**PROBLEM REQUIREMENTS**
Work through the data line by line, gathering every line that has the word "Smart".

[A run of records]
++++++++++

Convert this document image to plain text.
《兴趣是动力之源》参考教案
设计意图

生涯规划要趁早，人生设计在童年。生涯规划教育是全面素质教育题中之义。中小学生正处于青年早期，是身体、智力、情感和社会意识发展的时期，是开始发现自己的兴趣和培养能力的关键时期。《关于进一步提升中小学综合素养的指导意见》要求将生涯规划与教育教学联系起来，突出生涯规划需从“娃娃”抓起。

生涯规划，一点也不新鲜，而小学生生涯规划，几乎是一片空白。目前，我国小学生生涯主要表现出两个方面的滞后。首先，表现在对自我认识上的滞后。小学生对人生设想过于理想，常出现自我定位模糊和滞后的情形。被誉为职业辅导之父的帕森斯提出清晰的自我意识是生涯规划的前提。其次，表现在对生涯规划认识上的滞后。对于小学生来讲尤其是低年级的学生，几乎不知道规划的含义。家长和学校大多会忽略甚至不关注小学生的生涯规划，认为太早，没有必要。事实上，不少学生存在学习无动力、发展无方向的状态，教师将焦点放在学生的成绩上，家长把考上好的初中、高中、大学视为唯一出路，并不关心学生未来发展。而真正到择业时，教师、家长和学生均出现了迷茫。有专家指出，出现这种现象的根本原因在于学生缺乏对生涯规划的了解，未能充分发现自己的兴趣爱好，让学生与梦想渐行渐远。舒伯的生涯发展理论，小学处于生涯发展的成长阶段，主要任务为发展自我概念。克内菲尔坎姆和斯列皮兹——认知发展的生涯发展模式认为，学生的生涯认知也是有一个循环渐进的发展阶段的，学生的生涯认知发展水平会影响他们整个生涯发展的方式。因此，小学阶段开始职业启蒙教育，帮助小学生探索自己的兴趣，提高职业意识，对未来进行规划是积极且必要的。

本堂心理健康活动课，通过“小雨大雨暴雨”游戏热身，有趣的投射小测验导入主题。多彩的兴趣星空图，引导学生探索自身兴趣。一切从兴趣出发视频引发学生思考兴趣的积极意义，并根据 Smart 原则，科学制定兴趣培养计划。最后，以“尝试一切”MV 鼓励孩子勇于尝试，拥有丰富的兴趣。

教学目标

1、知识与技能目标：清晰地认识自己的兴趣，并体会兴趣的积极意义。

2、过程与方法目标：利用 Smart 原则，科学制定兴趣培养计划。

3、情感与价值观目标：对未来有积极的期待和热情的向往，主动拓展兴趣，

++++++++++

**ANSWER FOR THE TASK**
本堂心理健康活动课，通过“小雨大雨暴雨”游戏热身，有趣的投射小测验导入主题。多彩的兴趣星空图，引导学生探索自身兴趣。一切从兴趣出发视频引发学生思考兴趣的积极意义，并根据 Smart 原则，科学制定兴趣培养计划。最后，以“尝试一切”MV 鼓励孩子勇于尝试，拥有丰富的兴趣。
2、过程与方法目标：利用 Smart 原则，科学制定兴趣培养计划。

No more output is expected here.